Short task:
Will you transcribe the entries that follow, exactly and in full?

[Begin Information given]

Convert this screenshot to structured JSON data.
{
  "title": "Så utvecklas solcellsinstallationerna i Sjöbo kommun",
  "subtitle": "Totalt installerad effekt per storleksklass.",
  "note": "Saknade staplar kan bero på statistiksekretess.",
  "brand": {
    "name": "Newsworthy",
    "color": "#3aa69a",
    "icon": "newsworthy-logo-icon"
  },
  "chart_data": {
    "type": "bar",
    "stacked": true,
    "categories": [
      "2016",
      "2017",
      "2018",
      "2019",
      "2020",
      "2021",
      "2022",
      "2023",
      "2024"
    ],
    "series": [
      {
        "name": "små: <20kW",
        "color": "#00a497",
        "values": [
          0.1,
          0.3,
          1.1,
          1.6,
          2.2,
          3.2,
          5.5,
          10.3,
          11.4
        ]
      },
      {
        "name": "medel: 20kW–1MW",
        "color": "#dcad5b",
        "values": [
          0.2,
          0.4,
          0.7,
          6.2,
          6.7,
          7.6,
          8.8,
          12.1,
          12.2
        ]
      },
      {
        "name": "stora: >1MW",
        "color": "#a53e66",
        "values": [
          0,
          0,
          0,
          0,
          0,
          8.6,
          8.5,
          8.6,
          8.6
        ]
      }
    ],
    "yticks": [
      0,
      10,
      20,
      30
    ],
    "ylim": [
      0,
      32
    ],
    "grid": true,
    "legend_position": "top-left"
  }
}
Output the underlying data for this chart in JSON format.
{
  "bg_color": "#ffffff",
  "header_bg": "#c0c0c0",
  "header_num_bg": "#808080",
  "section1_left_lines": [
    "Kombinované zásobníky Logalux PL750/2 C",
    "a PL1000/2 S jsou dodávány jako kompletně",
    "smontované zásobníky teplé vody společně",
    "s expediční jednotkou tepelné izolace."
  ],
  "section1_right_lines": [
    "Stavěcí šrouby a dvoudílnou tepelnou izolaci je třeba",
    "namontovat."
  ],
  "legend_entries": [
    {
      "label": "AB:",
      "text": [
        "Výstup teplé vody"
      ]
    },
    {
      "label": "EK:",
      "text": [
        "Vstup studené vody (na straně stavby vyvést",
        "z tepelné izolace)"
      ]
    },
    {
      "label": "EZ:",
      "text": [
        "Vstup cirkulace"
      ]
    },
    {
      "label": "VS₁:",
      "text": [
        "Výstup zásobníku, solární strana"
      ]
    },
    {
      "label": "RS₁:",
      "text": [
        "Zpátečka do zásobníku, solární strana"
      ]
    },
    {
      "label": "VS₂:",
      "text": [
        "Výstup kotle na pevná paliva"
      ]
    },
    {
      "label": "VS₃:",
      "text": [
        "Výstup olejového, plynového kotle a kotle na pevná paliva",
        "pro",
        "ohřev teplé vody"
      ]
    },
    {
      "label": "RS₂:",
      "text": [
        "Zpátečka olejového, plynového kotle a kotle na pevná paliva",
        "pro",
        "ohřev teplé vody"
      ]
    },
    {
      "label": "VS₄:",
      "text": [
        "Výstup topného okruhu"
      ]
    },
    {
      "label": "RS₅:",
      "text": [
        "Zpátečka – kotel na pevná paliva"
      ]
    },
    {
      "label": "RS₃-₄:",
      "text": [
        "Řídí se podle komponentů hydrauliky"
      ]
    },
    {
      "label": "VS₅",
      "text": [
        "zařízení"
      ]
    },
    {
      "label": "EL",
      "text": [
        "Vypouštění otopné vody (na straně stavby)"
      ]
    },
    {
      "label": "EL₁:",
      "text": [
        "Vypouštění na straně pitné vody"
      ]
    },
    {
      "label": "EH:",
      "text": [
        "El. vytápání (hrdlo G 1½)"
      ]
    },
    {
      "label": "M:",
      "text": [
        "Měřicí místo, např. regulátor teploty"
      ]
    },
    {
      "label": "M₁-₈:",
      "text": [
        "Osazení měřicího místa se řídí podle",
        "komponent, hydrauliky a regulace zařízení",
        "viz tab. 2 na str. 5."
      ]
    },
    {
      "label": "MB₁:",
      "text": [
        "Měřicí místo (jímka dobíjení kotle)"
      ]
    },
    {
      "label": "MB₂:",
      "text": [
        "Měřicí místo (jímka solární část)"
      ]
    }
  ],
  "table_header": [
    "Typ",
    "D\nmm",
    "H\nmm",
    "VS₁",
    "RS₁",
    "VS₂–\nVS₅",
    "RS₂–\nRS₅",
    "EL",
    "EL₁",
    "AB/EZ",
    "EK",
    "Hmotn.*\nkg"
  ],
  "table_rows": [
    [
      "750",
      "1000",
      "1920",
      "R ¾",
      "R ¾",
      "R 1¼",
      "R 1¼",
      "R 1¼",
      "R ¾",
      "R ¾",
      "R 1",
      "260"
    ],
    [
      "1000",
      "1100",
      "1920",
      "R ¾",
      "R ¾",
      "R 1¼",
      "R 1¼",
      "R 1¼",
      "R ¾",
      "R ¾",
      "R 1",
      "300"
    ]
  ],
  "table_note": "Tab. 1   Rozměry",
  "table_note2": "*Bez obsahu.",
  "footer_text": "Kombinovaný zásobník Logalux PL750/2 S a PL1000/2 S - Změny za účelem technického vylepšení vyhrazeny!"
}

[End Information given]

Completed task:
Convert this screenshot to structured JSON data.
{
  "title": "Så utvecklas solcellsinstallationerna i Sjöbo kommun",
  "subtitle": "Totalt installerad effekt per storleksklass.",
  "note": "Saknade staplar kan bero på statistiksekretess.",
  "brand": {
    "name": "Newsworthy",
    "color": "#3aa69a",
    "icon": "newsworthy-logo-icon"
  },
  "chart_data": {
    "type": "bar",
    "stacked": true,
    "categories": [
      "2016",
      "2017",
      "2018",
      "2019",
      "2020",
      "2021",
      "2022",
      "2023",
      "2024"
    ],
    "series": [
      {
        "name": "små: <20kW",
        "color": "#00a497",
        "values": [
          0.1,
          0.3,
          1.1,
          1.6,
          2.2,
          3.2,
          5.5,
          10.3,
          11.4
        ]
      },
      {
        "name": "medel: 20kW–1MW",
        "color": "#dcad5b",
        "values": [
          0.2,
          0.4,
          0.7,
          6.2,
          6.7,
          7.6,
          8.8,
          12.1,
          12.2
        ]
      },
      {
        "name": "stora: >1MW",
        "color": "#a53e66",
        "values": [
          0,
          0,
          0,
          0,
          0,
          8.6,
          8.5,
          8.6,
          8.6
        ]
      }
    ],
    "yticks": [
      0,
      10,
      20,
      30
    ],
    "ylim": [
      0,
      32
    ],
    "grid": true,
    "legend_position": "top-left"
  }
}
Output the underlying data for this chart in JSON format.
{
  "bg_color": "#ffffff",
  "header_bg": "#c0c0c0",
  "header_num_bg": "#808080",
  "section1_left_lines": [
    "Kombinované zásobníky Logalux PL750/2 C",
    "a PL1000/2 S jsou dodávány jako kompletně",
    "smontované zásobníky teplé vody společně",
    "s expediční jednotkou tepelné izolace."
  ],
  "section1_right_lines": [
    "Stavěcí šrouby a dvoudílnou tepelnou izolaci je třeba",
    "namontovat."
  ],
  "legend_entries": [
    {
      "label": "AB:",
      "text": [
        "Výstup teplé vody"
      ]
    },
    {
      "label": "EK:",
      "text": [
        "Vstup studené vody (na straně stavby vyvést",
        "z tepelné izolace)"
      ]
    },
    {
      "label": "EZ:",
      "text": [
        "Vstup cirkulace"
      ]
    },
    {
      "label": "VS₁:",
      "text": [
        "Výstup zásobníku, solární strana"
      ]
    },
    {
      "label": "RS₁:",
      "text": [
        "Zpátečka do zásobníku, solární strana"
      ]
    },
    {
      "label": "VS₂:",
      "text": [
        "Výstup kotle na pevná paliva"
      ]
    },
    {
      "label": "VS₃:",
      "text": [
        "Výstup olejového, plynového kotle a kotle na pevná paliva",
        "pro",
        "ohřev teplé vody"
      ]
    },
    {
      "label": "RS₂:",
      "text": [
        "Zpátečka olejového, plynového kotle a kotle na pevná paliva",
        "pro",
        "ohřev teplé vody"
      ]
    },
    {
      "label": "VS₄:",
      "text": [
        "Výstup topného okruhu"
      ]
    },
    {
      "label": "RS₅:",
      "text": [
        "Zpátečka – kotel na pevná paliva"
      ]
    },
    {
      "label": "RS₃-₄:",
      "text": [
        "Řídí se podle komponentů hydrauliky"
      ]
    },
    {
      "label": "VS₅",
      "text": [
        "zařízení"
      ]
    },
    {
      "label": "EL",
      "text": [
        "Vypouštění otopné vody (na straně stavby)"
      ]
    },
    {
      "label": "EL₁:",
      "text": [
        "Vypouštění na straně pitné vody"
      ]
    },
    {
      "label": "EH:",
      "text": [
        "El. vytápání (hrdlo G 1½)"
      ]
    },
    {
      "label": "M:",
      "text": [
        "Měřicí místo, např. regulátor teploty"
      ]
    },
    {
      "label": "M₁-₈:",
      "text": [
        "Osazení měřicího místa se řídí podle",
        "komponent, hydrauliky a regulace zařízení",
        "viz tab. 2 na str. 5."
      ]
    },
    {
      "label": "MB₁:",
      "text": [
        "Měřicí místo (jímka dobíjení kotle)"
      ]
    },
    {
      "label": "MB₂:",
      "text": [
        "Měřicí místo (jímka solární část)"
      ]
    }
  ],
  "table_header": [
    "Typ",
    "D\nmm",
    "H\nmm",
    "VS₁",
    "RS₁",
    "VS₂–\nVS₅",
    "RS₂–\nRS₅",
    "EL",
    "EL₁",
    "AB/EZ",
    "EK",
    "Hmotn.*\nkg"
  ],
  "table_rows": [
    [
      "750",
      "1000",
      "1920",
      "R ¾",
      "R ¾",
      "R 1¼",
      "R 1¼",
      "R 1¼",
      "R ¾",
      "R ¾",
      "R 1",
      "260"
    ],
    [
      "1000",
      "1100",
      "1920",
      "R ¾",
      "R ¾",
      "R 1¼",
      "R 1¼",
      "R 1¼",
      "R ¾",
      "R ¾",
      "R 1",
      "300"
    ]
  ],
  "table_note": "Tab. 1   Rozměry",
  "table_note2": "*Bez obsahu.",
  "footer_text": "Kombinovaný zásobník Logalux PL750/2 S a PL1000/2 S - Změny za účelem technického vylepšení vyhrazeny!"
}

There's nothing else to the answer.